- [WRITTEN EXERCISE] Copy each line of the entries beneath that contains the word "NIEDZIELA".

- [DATA TO PROCESS]
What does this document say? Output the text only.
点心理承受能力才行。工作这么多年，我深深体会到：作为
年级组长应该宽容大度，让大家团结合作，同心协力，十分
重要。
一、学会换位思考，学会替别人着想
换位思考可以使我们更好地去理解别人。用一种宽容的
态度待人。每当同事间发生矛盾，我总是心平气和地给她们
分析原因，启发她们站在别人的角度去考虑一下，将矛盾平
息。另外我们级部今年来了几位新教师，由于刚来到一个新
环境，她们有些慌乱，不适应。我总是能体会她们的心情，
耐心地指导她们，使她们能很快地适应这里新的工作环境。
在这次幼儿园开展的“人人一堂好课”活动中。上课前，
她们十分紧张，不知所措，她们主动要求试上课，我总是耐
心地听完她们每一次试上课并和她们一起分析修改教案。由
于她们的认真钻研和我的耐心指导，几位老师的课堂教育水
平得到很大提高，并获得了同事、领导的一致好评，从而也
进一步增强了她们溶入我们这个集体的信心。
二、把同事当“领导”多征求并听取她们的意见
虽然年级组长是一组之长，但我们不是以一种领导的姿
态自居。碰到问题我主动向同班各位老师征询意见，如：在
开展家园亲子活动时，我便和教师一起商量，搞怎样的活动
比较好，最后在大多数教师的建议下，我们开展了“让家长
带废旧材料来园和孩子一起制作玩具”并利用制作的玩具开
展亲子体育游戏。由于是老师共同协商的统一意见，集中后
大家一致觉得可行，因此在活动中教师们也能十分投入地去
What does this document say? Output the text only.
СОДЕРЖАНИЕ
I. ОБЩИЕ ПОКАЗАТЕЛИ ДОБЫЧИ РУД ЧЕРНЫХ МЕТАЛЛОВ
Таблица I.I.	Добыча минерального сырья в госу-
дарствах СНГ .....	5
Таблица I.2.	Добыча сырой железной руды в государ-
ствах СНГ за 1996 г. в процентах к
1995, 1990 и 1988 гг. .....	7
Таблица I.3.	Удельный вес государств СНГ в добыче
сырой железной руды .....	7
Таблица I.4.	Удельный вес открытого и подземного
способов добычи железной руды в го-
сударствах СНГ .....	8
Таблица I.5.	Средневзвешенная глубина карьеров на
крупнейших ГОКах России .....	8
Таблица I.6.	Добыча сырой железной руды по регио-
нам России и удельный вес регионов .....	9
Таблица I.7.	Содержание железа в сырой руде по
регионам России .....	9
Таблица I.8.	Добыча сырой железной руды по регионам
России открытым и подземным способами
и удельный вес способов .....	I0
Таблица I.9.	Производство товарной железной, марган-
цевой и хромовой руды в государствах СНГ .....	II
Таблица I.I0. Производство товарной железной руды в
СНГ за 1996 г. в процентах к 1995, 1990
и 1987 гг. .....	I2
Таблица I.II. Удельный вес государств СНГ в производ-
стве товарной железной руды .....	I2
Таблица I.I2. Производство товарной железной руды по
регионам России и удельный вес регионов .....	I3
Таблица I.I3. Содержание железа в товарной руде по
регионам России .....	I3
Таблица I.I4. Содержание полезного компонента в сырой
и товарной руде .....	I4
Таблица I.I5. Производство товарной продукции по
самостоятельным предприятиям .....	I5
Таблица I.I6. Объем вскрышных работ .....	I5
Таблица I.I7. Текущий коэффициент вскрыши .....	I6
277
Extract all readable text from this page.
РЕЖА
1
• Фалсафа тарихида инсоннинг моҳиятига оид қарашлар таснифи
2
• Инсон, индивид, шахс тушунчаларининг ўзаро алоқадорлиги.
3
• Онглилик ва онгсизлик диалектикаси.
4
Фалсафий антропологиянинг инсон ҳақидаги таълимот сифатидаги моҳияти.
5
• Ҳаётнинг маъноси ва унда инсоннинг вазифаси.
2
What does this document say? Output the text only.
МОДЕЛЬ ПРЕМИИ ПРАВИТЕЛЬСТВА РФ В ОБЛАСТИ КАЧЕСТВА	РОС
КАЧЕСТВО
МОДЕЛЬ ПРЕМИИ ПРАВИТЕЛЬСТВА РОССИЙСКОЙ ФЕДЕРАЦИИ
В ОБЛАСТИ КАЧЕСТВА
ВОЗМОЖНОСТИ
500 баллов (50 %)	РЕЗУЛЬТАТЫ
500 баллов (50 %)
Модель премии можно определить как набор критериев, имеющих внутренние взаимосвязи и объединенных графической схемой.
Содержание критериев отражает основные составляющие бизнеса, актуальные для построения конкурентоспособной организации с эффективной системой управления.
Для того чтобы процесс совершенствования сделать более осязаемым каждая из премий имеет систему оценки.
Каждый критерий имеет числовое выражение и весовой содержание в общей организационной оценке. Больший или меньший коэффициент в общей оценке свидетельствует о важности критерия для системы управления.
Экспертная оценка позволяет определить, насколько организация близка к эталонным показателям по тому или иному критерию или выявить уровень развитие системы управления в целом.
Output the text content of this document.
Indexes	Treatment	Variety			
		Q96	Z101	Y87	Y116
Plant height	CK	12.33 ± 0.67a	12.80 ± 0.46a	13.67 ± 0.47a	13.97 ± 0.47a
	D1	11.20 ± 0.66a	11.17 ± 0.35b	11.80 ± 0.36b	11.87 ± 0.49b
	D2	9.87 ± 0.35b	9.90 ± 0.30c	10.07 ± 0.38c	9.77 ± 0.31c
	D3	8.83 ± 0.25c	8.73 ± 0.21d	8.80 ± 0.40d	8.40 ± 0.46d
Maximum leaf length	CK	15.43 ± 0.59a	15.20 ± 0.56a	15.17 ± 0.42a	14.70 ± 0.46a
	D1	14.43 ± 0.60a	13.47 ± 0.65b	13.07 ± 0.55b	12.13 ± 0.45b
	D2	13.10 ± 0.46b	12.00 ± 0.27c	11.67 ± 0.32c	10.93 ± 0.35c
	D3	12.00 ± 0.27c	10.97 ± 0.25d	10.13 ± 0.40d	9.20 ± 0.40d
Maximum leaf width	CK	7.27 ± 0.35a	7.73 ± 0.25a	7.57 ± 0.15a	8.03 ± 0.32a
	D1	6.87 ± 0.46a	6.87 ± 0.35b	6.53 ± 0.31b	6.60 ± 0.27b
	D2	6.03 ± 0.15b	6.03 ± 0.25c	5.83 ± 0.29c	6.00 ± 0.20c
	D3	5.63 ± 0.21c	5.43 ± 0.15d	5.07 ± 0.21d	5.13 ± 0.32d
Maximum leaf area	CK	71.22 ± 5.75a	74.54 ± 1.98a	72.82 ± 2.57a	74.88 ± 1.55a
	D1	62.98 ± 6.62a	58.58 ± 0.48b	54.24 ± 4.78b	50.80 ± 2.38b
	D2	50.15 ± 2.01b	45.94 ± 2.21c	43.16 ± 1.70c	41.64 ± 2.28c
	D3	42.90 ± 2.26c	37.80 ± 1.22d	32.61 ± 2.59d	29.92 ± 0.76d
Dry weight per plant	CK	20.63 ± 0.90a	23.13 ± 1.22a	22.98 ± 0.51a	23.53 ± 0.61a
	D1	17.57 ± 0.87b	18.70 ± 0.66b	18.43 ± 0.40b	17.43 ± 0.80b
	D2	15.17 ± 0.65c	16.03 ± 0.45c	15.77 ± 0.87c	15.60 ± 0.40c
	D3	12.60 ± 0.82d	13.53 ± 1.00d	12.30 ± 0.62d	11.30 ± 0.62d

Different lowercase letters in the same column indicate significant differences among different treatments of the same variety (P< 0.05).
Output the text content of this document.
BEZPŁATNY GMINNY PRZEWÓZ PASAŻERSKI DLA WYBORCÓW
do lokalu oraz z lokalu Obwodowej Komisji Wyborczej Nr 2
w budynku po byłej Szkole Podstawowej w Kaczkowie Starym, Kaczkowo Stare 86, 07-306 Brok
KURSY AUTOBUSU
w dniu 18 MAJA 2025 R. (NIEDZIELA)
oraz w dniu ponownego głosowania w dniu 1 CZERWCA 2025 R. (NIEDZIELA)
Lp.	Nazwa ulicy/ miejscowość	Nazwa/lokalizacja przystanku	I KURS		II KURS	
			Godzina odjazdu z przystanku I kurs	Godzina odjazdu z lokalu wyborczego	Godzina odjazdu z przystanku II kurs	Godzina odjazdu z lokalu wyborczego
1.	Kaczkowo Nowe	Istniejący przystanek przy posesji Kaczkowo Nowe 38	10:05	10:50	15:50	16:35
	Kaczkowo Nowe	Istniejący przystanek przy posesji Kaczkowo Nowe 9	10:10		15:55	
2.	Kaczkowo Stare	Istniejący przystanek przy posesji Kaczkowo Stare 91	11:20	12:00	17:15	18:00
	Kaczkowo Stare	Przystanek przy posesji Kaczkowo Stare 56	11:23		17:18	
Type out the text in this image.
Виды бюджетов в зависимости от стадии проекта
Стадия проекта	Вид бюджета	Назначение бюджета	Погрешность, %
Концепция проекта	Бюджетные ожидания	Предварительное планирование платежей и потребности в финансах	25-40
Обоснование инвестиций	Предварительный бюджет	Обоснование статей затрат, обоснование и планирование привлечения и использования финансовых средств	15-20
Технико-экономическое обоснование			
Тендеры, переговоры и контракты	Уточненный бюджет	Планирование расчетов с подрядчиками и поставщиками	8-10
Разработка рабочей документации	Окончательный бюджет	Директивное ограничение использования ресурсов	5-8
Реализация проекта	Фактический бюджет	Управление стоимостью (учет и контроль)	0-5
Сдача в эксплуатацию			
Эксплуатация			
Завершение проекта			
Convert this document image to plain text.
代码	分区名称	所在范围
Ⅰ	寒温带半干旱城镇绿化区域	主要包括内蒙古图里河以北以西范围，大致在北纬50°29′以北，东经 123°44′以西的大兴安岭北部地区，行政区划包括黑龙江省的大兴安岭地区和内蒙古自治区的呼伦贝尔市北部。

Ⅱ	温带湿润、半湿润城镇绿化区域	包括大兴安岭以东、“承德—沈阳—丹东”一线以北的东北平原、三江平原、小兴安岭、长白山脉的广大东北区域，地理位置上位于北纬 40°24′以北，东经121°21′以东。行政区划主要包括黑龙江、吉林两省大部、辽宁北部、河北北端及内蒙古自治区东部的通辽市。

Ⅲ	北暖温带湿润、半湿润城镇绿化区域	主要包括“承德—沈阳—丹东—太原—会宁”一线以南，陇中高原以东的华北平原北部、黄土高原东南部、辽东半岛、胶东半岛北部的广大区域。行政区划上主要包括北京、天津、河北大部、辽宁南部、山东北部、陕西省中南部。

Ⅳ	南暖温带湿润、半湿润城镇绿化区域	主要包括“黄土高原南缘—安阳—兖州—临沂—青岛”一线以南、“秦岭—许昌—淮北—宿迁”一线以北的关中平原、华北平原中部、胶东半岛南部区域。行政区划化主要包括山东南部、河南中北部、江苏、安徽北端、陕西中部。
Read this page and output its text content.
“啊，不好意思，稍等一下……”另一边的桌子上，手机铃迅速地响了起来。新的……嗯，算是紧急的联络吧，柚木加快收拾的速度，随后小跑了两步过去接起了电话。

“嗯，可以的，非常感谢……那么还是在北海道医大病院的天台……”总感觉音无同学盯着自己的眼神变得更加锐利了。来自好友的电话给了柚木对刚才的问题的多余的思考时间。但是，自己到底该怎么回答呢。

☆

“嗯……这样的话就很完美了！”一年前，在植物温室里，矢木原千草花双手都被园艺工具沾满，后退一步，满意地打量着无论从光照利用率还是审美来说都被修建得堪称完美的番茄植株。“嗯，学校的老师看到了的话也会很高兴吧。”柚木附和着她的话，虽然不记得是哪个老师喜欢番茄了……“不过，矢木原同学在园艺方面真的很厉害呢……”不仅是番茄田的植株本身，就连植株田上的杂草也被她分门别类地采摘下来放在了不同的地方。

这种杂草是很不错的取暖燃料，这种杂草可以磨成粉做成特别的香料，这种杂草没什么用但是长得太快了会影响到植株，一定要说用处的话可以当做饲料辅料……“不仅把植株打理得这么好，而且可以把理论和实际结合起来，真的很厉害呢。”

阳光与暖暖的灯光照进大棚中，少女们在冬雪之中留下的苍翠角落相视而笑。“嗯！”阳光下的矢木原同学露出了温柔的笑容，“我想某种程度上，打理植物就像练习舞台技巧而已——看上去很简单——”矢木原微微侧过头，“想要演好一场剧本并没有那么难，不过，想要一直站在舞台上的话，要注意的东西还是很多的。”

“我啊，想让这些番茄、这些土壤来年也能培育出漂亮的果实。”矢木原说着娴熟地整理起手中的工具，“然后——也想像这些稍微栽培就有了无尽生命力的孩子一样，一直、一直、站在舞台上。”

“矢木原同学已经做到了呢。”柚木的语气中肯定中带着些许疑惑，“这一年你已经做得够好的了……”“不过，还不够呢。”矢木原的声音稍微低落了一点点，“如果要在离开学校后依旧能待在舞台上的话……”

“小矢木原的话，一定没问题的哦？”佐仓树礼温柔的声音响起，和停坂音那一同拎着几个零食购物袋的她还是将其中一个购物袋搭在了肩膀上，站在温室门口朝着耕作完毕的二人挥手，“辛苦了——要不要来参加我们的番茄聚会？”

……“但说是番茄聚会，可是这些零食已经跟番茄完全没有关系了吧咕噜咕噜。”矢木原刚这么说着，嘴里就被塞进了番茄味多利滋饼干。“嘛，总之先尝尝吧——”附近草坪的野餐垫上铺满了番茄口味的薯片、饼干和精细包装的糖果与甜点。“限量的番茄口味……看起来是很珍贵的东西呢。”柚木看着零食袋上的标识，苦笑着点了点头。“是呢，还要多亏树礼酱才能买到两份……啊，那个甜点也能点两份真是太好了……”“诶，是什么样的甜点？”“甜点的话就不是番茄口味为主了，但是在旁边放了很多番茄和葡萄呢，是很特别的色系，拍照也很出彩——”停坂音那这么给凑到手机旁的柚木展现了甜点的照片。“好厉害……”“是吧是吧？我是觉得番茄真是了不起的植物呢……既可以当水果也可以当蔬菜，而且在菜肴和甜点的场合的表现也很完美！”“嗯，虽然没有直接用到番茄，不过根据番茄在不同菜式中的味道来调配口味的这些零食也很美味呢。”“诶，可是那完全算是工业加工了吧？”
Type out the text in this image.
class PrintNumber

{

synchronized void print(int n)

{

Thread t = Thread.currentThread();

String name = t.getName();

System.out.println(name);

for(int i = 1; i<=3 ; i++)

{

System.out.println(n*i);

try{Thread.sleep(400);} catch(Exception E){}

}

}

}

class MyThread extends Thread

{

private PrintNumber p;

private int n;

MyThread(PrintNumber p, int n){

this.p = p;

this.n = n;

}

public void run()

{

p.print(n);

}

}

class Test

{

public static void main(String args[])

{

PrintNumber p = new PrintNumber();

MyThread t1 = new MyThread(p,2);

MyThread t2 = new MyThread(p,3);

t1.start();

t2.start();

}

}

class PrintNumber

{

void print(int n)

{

- [ANSWER TO THIS PROBLEM]
w dniu 18 MAJA 2025 R. (NIEDZIELA)
oraz w dniu ponownego głosowania w dniu 1 CZERWCA 2025 R. (NIEDZIELA)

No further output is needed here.